[Written task]:
Pick out the lines containing "життєвих".

[Dataset entries]:
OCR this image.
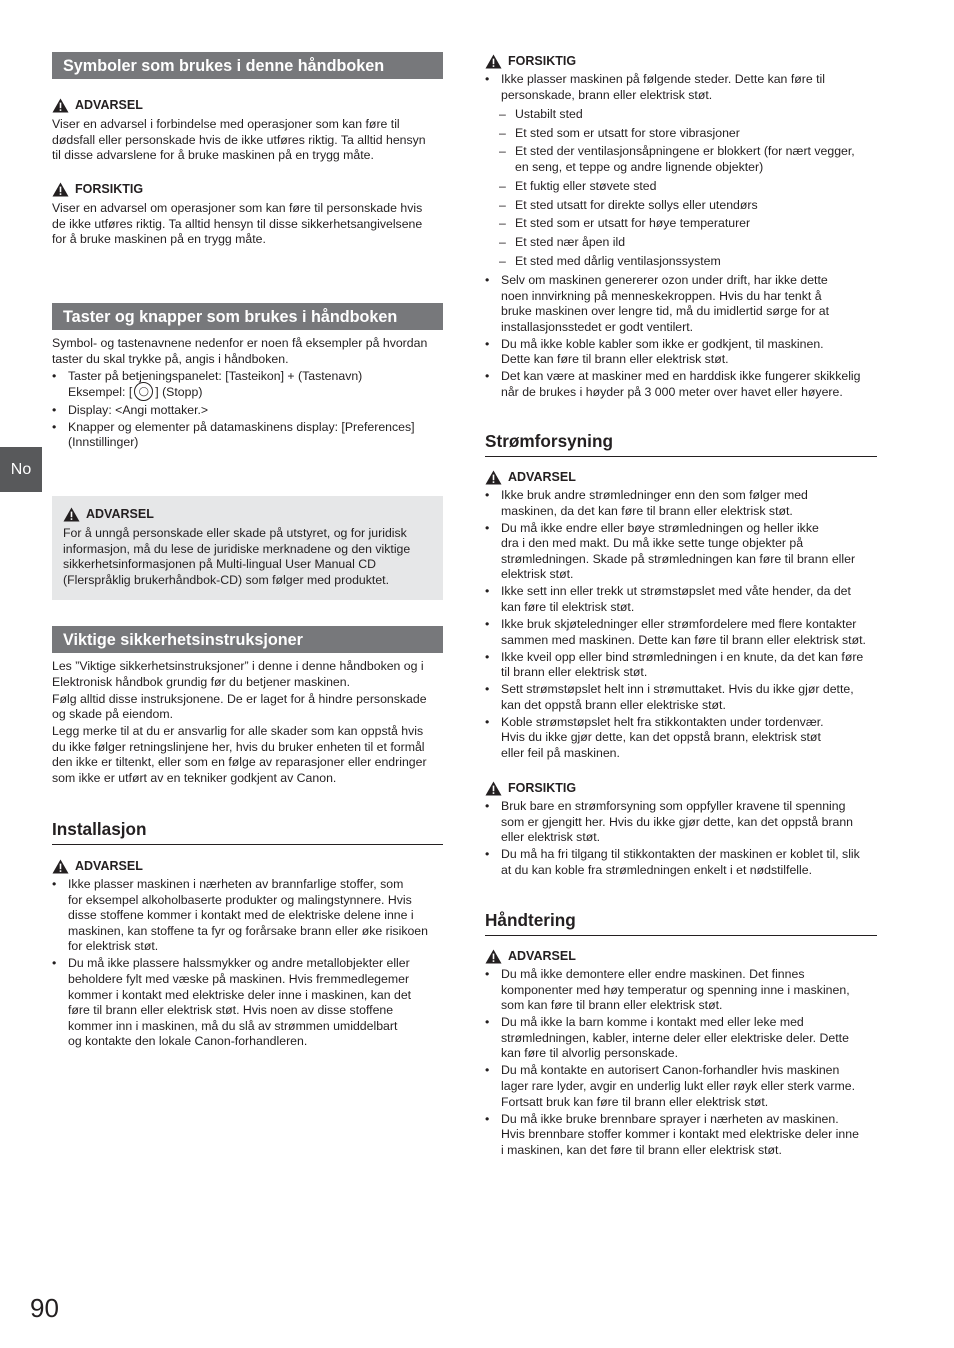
No
Symboler som brukes i denne håndboken
ADVARSEL

Viser en advarsel i forbindelse med operasjoner som kan føre til
dødsfall eller personskade hvis de ikke utføres riktig. Ta alltid hensyn
til disse advarslene for å bruke maskinen på en trygg måte.

FORSIKTIG

Viser en advarsel om operasjoner som kan føre til personskade hvis
de ikke utføres riktig. Ta alltid hensyn til disse sikkerhetsangivelsene
for å bruke maskinen på en trygg måte.

Taster og knapper som brukes i håndboken

Symbol- og tastenavnene nedenfor er noen få eksempler på hvordan
taster du skal trykke på, angis i håndboken.

• Taster på betjeningspanelet: [Tasteikon] + (Tastenavn)
Eksempel: [ ◯ ] (Stopp)
• Display: <Angi mottaker.>
• Knapper og elementer på datamaskinens display: [Preferences]
(Innstillinger)
ADVARSEL

For å unngå personskade eller skade på utstyret, og for juridisk
informasjon, må du lese de juridiske merknadene og den viktige
sikkerhetsinformasjonen på Multi-lingual User Manual CD
(Flerspråklig brukerhåndbok-CD) som følger med produktet.

Viktige sikkerhetsinstruksjoner

Les ”Viktige sikkerhetsinstruksjoner” i denne i denne håndboken og i
Elektronisk håndbok grundig før du betjener maskinen.

Følg alltid disse instruksjonene. De er laget for å hindre personskade
og skade på eiendom.

Legg merke til at du er ansvarlig for alle skader som kan oppstå hvis
du ikke følger retningslinjene her, hvis du bruker enheten til et formål
den ikke er tiltenkt, eller som en følge av reparasjoner eller endringer
som ikke er utført av en tekniker godkjent av Canon.

Installasjon
ADVARSEL
• Ikke plasser maskinen i nærheten av brannfarlige stoffer, som
for eksempel alkoholbaserte produkter og malingstynnere. Hvis
disse stoffene kommer i kontakt med de elektriske delene inne i
maskinen, kan stoffene ta fyr og forårsake brann eller øke risikoen
for elektrisk støt.
• Du må ikke plassere halssmykker og andre metallobjekter eller
beholdere fylt med væske på maskinen. Hvis fremmedlegemer
kommer i kontakt med elektriske deler inne i maskinen, kan det
føre til brann eller elektrisk støt. Hvis noen av disse stoffene
kommer inn i maskinen, må du slå av strømmen umiddelbart
og kontakte den lokale Canon-forhandleren.
FORSIKTIG
• Ikke plasser maskinen på følgende steder. Dette kan føre til
personskade, brann eller elektrisk støt.
– Ustabilt sted
– Et sted som er utsatt for store vibrasjoner
– Et sted der ventilasjonsåpningene er blokkert (for nært vegger,
en seng, et teppe og andre lignende objekter)
– Et fuktig eller støvete sted
– Et sted utsatt for direkte sollys eller utendørs
– Et sted som er utsatt for høye temperaturer
– Et sted nær åpen ild
– Et sted med dårlig ventilasjonssystem
• Selv om maskinen genererer ozon under drift, har ikke dette
noen innvirkning på menneskekroppen. Hvis du har tenkt å
bruke maskinen over lengre tid, må du imidlertid sørge for at
installasjonsstedet er godt ventilert.
• Du må ikke koble kabler som ikke er godkjent, til maskinen.
Dette kan føre til brann eller elektrisk støt.
• Det kan være at maskiner med en harddisk ikke fungerer skikkelig
når de brukes i høyder på 3 000 meter over havet eller høyere.
Strømforsyning
ADVARSEL
• Ikke bruk andre strømledninger enn den som følger med
maskinen, da det kan føre til brann eller elektrisk støt.
• Du må ikke endre eller bøye strømledningen og heller ikke
dra i den med makt. Du må ikke sette tunge objekter på
strømledningen. Skade på strømledningen kan føre til brann eller
elektrisk støt.
• Ikke sett inn eller trekk ut strømstøpslet med våte hender, da det
kan føre til elektrisk støt.
• Ikke bruk skjøteledninger eller strømfordelere med flere kontakter
sammen med maskinen. Dette kan føre til brann eller elektrisk støt.
• Ikke kveil opp eller bind strømledningen i en knute, da det kan føre
til brann eller elektrisk støt.
• Sett strømstøpslet helt inn i strømuttaket. Hvis du ikke gjør dette,
kan det oppstå brann eller elektriske støt.
• Koble strømstøpslet helt fra stikkontakten under tordenvær.
Hvis du ikke gjør dette, kan det oppstå brann, elektrisk støt
eller feil på maskinen.
FORSIKTIG
• Bruk bare en strømforsyning som oppfyller kravene til spenning
som er gjengitt her. Hvis du ikke gjør dette, kan det oppstå brann
eller elektrisk støt.
• Du må ha fri tilgang til stikkontakten der maskinen er koblet til, slik
at du kan koble fra strømledningen enkelt i et nødstilfelle.
Håndtering
ADVARSEL
• Du må ikke demontere eller endre maskinen. Det finnes
komponenter med høy temperatur og spenning inne i maskinen,
som kan føre til brann eller elektrisk støt.
• Du må ikke la barn komme i kontakt med eller leke med
strømledningen, kabler, interne deler eller elektriske deler. Dette
kan føre til alvorlig personskade.
• Du må kontakte en autorisert Canon-forhandler hvis maskinen
lager rare lyder, avgir en underlig lukt eller røyk eller sterk varme.
Fortsatt bruk kan føre til brann eller elektrisk støt.
• Du må ikke bruke brennbare sprayer i nærheten av maskinen.
Hvis brennbare stoffer kommer i kontakt med elektriske deler inne
i maskinen, kan det føre til brann eller elektrisk støt.
90
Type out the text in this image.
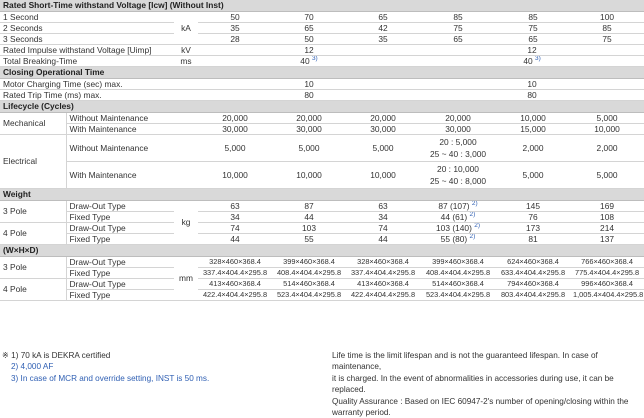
Rated Short-Time withstand Voltage [Icw] (Without Inst)								
1 Second		kA	50	70	65	85	85	100
2 Seconds			35	65	42	75	75	85
3 Seconds			28	50	35	65	65	75
Rated Impulse withstand Voltage [Uimp]		kV	12			12		
Total Breaking-Time		ms	40 $^{3)}$			40 $^{3)}$
Closing Operational Time								
Motor Charging Time (sec) max.			10			10		
Rated Trip Time (ms) max.			80			80		
Lifecycle (Cycles)								
Mechanical	Without Maintenance		20,000	20,000	20,000	20,000	10,000	5,000
	With Maintenance		30,000	30,000	30,000	30,000	15,000	10,000
Electrical	Without Maintenance		5,000	5,000	5,000	20 : 5,000
25 ~ 40 : 3,000	2,000	2,000
	With Maintenance		10,000	10,000	10,000	20 : 10,000
25 ~ 40 : 8,000	5,000	5,000
Weight								
3 Pole	Draw-Out Type	kg	63	87	63	87 (107) $^{2)}$	145	169
	Fixed Type		34	44	34	44 (61) $^{2)}$	76	108
4 Pole	Draw-Out Type		74	103	74	103 (140) $^{2)}$	173	214
	Fixed Type		44	55	44	55 (80) $^{2)}$	81	137
(W×H×D)								
3 Pole	Draw-Out Type	mm	328×460×368.4	399×460×368.4	328×460×368.4	399×460×368.4	624×460×368.4	766×460×368.4
	Fixed Type		337.4×404.4×295.8	408.4×404.4×295.8	337.4×404.4×295.8	408.4×404.4×295.8	633.4×404.4×295.8	775.4×404.4×295.8
4 Pole	Draw-Out Type		413×460×368.4	514×460×368.4	413×460×368.4	514×460×368.4	794×460×368.4	996×460×368.4
	Fixed Type		422.4×404.4×295.8	523.4×404.4×295.8	422.4×404.4×295.8	523.4×404.4×295.8	803.4×404.4×295.8	1,005.4×404.4×295.8
※ 1) 70 kA is DEKRA certified
2) 4,000 AF
3) In case of MCR and override setting, INST is 50 ms.
Life time is the limit lifespan and is not the guaranteed lifespan. In case of maintenance,
it is charged. In the event of abnormalities in accessories during use, it can be replaced.
Quality Assurance : Based on IEC 60947-2's number of opening/closing within the
warranty period.
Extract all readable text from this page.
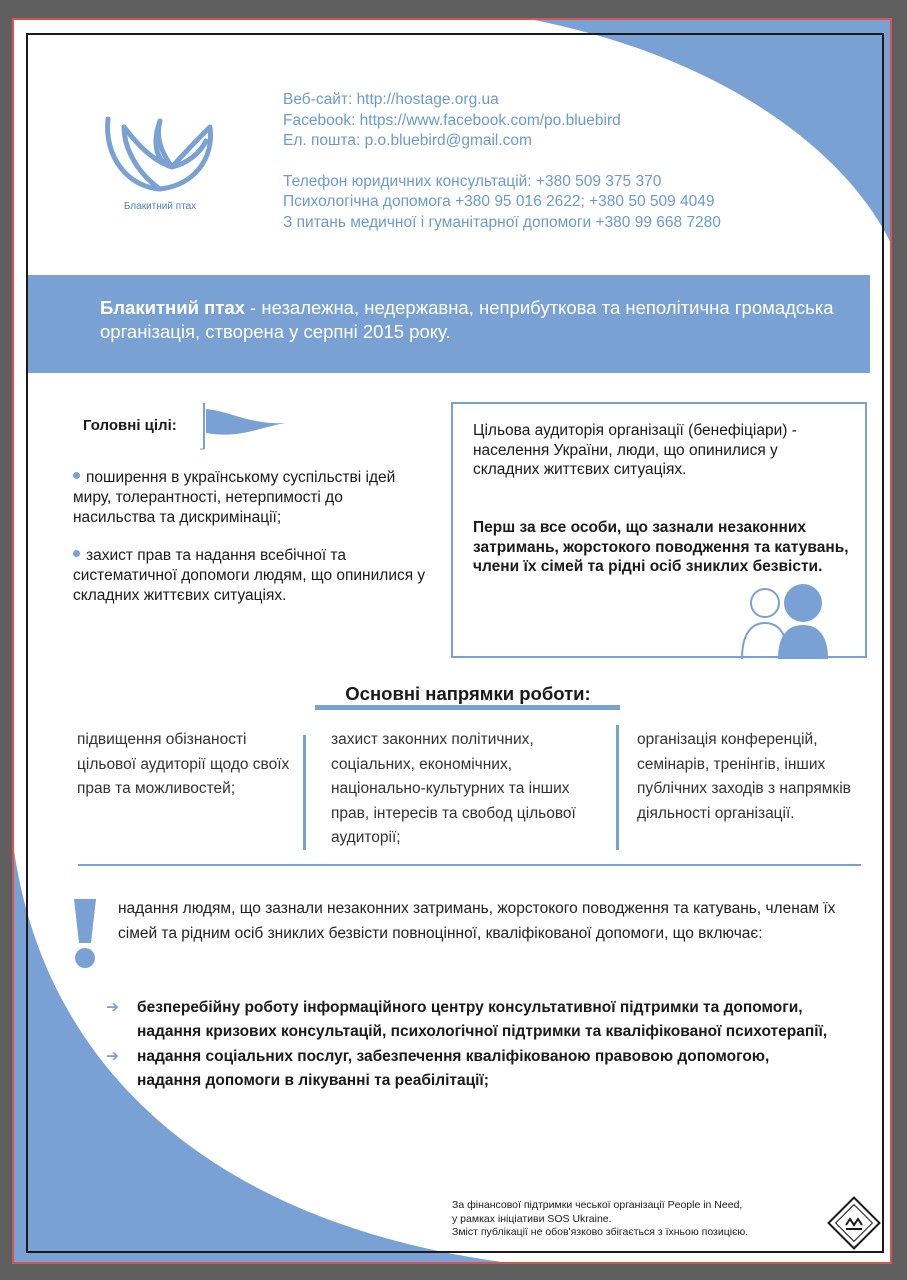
Блакитний птах
Веб-сайт: http://hostage.org.ua
Facebook: https://www.facebook.com/po.bluebird
Ел. пошта: p.o.bluebird@gmail.com
Телефон юридичних консультацій: +380 509 375 370
Психологічна допомога +380 95 016 2622; +380 50 509 4049
З питань медичної і гуманітарної допомоги +380 99 668 7280
Блакитний птах - незалежна, недержавна, неприбуткова та неполітична громадська організація, створена у серпні 2015 року.
Головні цілі:
поширення в українському суспільстві ідей миру, толерантності, нетерпимості до насильства та дискримінації;
захист прав та надання всебічної та систематичної допомоги людям, що опинилися у складних життєвих ситуаціях.
Цільова аудиторія організації (бенефіціари) - населення України, люди, що опинилися у складних життєвих ситуаціях.
Перш за все особи, що зазнали незаконних затримань, жорстокого поводження та катувань, члени їх сімей та рідні осіб зниклих безвісти.
Основні напрямки роботи:
підвищення обізнаності цільової аудиторії щодо своїх прав та можливостей;
захист законних політичних, соціальних, економічних, національно-культурних та інших прав, інтересів та свобод цільової аудиторії;
організація конференцій, семінарів, тренінгів, інших публічних заходів з напрямків діяльності організації.
надання людям, що зазнали незаконних затримань, жорстокого поводження та катувань, членам їх сімей та рідним осіб зниклих безвісти повноцінної, кваліфікованої допомоги, що включає:
➔ безперебійну роботу інформаційного центру консультативної підтримки та допомоги, надання кризових консультацій, психологічної підтримки та кваліфікованої психотерапії,
➔ надання соціальних послуг, забезпечення кваліфікованою правовою допомогою,
➔ надання допомоги в лікуванні та реабілітації;
За фінансової підтримки чеської організації People in Need,
у рамках ініціативи SOS Ukraine.
Зміст публікації не обов'язково збігається з їхньою позицією.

[Answer to this problem]:
захист прав та надання всебічної та систематичної допомоги людям, що опинилися у складних життєвих ситуаціях.
Цільова аудиторія організації (бенефіціари) - населення України, люди, що опинилися у складних життєвих ситуаціях.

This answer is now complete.